- Data to process -

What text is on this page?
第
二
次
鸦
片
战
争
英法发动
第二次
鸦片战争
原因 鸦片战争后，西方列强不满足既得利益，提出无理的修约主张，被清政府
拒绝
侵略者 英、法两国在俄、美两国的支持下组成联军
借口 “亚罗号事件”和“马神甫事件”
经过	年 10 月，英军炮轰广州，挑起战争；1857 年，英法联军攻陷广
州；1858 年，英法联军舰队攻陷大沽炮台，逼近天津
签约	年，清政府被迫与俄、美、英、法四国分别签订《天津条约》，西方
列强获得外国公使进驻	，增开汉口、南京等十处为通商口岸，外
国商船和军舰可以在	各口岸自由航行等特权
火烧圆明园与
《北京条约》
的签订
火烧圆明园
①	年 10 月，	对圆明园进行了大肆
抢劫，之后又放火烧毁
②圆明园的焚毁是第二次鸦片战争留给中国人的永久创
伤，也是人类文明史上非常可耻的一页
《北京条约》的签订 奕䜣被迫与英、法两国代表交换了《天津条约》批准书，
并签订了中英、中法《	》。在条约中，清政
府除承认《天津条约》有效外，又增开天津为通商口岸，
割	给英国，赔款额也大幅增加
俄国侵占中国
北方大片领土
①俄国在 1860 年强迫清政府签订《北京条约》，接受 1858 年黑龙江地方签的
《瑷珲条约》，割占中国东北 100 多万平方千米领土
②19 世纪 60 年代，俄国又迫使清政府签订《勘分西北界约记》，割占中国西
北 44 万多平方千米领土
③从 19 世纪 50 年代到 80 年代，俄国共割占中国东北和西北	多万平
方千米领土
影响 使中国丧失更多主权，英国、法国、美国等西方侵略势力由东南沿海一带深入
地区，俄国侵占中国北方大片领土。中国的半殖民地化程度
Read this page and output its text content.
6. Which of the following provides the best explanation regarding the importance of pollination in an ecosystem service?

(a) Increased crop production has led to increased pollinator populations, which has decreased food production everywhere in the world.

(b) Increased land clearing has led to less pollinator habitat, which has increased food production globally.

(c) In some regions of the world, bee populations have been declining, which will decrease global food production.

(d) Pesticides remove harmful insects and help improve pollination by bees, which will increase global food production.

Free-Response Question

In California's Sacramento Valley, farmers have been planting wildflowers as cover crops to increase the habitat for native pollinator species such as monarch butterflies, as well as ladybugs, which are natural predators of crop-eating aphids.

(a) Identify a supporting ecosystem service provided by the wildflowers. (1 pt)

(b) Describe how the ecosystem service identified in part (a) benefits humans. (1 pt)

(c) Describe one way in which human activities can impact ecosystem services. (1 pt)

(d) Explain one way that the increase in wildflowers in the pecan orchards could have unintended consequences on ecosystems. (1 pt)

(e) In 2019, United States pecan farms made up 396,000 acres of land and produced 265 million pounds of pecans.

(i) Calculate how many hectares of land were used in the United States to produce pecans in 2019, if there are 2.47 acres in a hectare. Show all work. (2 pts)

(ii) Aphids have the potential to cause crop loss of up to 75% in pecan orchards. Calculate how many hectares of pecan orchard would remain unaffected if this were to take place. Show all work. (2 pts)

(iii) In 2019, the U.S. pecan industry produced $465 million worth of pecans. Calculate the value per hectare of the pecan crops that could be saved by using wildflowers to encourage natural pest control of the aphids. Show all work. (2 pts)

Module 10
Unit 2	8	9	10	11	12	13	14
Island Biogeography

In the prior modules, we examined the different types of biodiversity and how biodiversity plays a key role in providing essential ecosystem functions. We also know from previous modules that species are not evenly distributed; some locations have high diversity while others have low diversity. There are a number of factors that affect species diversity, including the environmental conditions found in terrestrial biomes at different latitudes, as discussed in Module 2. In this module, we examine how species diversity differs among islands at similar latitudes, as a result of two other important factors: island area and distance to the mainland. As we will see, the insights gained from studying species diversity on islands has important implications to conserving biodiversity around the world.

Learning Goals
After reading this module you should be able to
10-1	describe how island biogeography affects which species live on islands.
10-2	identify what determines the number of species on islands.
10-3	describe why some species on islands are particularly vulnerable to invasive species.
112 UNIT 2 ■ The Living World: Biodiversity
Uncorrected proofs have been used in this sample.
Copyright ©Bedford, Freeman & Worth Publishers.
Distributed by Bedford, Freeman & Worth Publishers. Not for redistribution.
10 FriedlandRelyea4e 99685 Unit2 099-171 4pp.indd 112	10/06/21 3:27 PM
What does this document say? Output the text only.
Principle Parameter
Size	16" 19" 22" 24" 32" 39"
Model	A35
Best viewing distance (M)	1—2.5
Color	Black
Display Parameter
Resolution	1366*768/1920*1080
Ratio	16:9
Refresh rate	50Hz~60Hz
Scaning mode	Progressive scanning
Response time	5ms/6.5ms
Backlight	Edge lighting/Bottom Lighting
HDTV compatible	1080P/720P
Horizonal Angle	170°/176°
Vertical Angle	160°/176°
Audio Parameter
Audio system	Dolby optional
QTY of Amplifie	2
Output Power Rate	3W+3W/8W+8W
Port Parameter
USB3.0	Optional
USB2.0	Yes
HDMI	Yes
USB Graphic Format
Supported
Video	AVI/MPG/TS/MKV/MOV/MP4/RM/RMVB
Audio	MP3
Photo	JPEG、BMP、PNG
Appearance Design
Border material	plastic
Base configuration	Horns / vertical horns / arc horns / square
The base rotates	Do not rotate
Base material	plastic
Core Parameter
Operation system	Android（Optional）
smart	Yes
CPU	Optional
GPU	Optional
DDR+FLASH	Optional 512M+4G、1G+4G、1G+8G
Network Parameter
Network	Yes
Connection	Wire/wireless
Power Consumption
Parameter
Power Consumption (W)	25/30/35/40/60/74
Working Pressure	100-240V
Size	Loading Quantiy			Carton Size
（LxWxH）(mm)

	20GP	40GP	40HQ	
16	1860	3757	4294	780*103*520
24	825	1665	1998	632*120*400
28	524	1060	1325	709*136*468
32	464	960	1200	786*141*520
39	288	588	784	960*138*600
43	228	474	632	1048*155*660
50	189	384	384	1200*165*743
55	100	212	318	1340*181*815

- The task -
Output each record exactly, leaving nothing out.

- Answer to the exercise -
What text is on this page?
第
二
次
鸦
片
战
争
英法发动
第二次
鸦片战争
原因 鸦片战争后，西方列强不满足既得利益，提出无理的修约主张，被清政府
拒绝
侵略者 英、法两国在俄、美两国的支持下组成联军
借口 “亚罗号事件”和“马神甫事件”
经过	年 10 月，英军炮轰广州，挑起战争；1857 年，英法联军攻陷广
州；1858 年，英法联军舰队攻陷大沽炮台，逼近天津
签约	年，清政府被迫与俄、美、英、法四国分别签订《天津条约》，西方
列强获得外国公使进驻	，增开汉口、南京等十处为通商口岸，外
国商船和军舰可以在	各口岸自由航行等特权
火烧圆明园与
《北京条约》
的签订
火烧圆明园
①	年 10 月，	对圆明园进行了大肆
抢劫，之后又放火烧毁
②圆明园的焚毁是第二次鸦片战争留给中国人的永久创
伤，也是人类文明史上非常可耻的一页
《北京条约》的签订 奕䜣被迫与英、法两国代表交换了《天津条约》批准书，
并签订了中英、中法《	》。在条约中，清政
府除承认《天津条约》有效外，又增开天津为通商口岸，
割	给英国，赔款额也大幅增加
俄国侵占中国
北方大片领土
①俄国在 1860 年强迫清政府签订《北京条约》，接受 1858 年黑龙江地方签的
《瑷珲条约》，割占中国东北 100 多万平方千米领土
②19 世纪 60 年代，俄国又迫使清政府签订《勘分西北界约记》，割占中国西
北 44 万多平方千米领土
③从 19 世纪 50 年代到 80 年代，俄国共割占中国东北和西北	多万平
方千米领土
影响 使中国丧失更多主权，英国、法国、美国等西方侵略势力由东南沿海一带深入
地区，俄国侵占中国北方大片领土。中国的半殖民地化程度
Read this page and output its text content.
6. Which of the following provides the best explanation regarding the importance of pollination in an ecosystem service?

(a) Increased crop production has led to increased pollinator populations, which has decreased food production everywhere in the world.

(b) Increased land clearing has led to less pollinator habitat, which has increased food production globally.

(c) In some regions of the world, bee populations have been declining, which will decrease global food production.

(d) Pesticides remove harmful insects and help improve pollination by bees, which will increase global food production.

Free-Response Question

In California's Sacramento Valley, farmers have been planting wildflowers as cover crops to increase the habitat for native pollinator species such as monarch butterflies, as well as ladybugs, which are natural predators of crop-eating aphids.

(a) Identify a supporting ecosystem service provided by the wildflowers. (1 pt)

(b) Describe how the ecosystem service identified in part (a) benefits humans. (1 pt)

(c) Describe one way in which human activities can impact ecosystem services. (1 pt)

(d) Explain one way that the increase in wildflowers in the pecan orchards could have unintended consequences on ecosystems. (1 pt)

(e) In 2019, United States pecan farms made up 396,000 acres of land and produced 265 million pounds of pecans.

(i) Calculate how many hectares of land were used in the United States to produce pecans in 2019, if there are 2.47 acres in a hectare. Show all work. (2 pts)

(ii) Aphids have the potential to cause crop loss of up to 75% in pecan orchards. Calculate how many hectares of pecan orchard would remain unaffected if this were to take place. Show all work. (2 pts)

(iii) In 2019, the U.S. pecan industry produced $465 million worth of pecans. Calculate the value per hectare of the pecan crops that could be saved by using wildflowers to encourage natural pest control of the aphids. Show all work. (2 pts)

Module 10
Unit 2	8	9	10	11	12	13	14
Island Biogeography

In the prior modules, we examined the different types of biodiversity and how biodiversity plays a key role in providing essential ecosystem functions. We also know from previous modules that species are not evenly distributed; some locations have high diversity while others have low diversity. There are a number of factors that affect species diversity, including the environmental conditions found in terrestrial biomes at different latitudes, as discussed in Module 2. In this module, we examine how species diversity differs among islands at similar latitudes, as a result of two other important factors: island area and distance to the mainland. As we will see, the insights gained from studying species diversity on islands has important implications to conserving biodiversity around the world.

Learning Goals
After reading this module you should be able to
10-1	describe how island biogeography affects which species live on islands.
10-2	identify what determines the number of species on islands.
10-3	describe why some species on islands are particularly vulnerable to invasive species.
112 UNIT 2 ■ The Living World: Biodiversity
Uncorrected proofs have been used in this sample.
Copyright ©Bedford, Freeman & Worth Publishers.
Distributed by Bedford, Freeman & Worth Publishers. Not for redistribution.
10 FriedlandRelyea4e 99685 Unit2 099-171 4pp.indd 112	10/06/21 3:27 PM
What does this document say? Output the text only.
Principle Parameter
Size	16" 19" 22" 24" 32" 39"
Model	A35
Best viewing distance (M)	1—2.5
Color	Black
Display Parameter
Resolution	1366*768/1920*1080
Ratio	16:9
Refresh rate	50Hz~60Hz
Scaning mode	Progressive scanning
Response time	5ms/6.5ms
Backlight	Edge lighting/Bottom Lighting
HDTV compatible	1080P/720P
Horizonal Angle	170°/176°
Vertical Angle	160°/176°
Audio Parameter
Audio system	Dolby optional
QTY of Amplifie	2
Output Power Rate	3W+3W/8W+8W
Port Parameter
USB3.0	Optional
USB2.0	Yes
HDMI	Yes
USB Graphic Format
Supported
Video	AVI/MPG/TS/MKV/MOV/MP4/RM/RMVB
Audio	MP3
Photo	JPEG、BMP、PNG
Appearance Design
Border material	plastic
Base configuration	Horns / vertical horns / arc horns / square
The base rotates	Do not rotate
Base material	plastic
Core Parameter
Operation system	Android（Optional）
smart	Yes
CPU	Optional
GPU	Optional
DDR+FLASH	Optional 512M+4G、1G+4G、1G+8G
Network Parameter
Network	Yes
Connection	Wire/wireless
Power Consumption
Parameter
Power Consumption (W)	25/30/35/40/60/74
Working Pressure	100-240V
Size	Loading Quantiy			Carton Size
（LxWxH）(mm)

	20GP	40GP	40HQ	
16	1860	3757	4294	780*103*520
24	825	1665	1998	632*120*400
28	524	1060	1325	709*136*468
32	464	960	1200	786*141*520
39	288	588	784	960*138*600
43	228	474	632	1048*155*660
50	189	384	384	1200*165*743
55	100	212	318	1340*181*815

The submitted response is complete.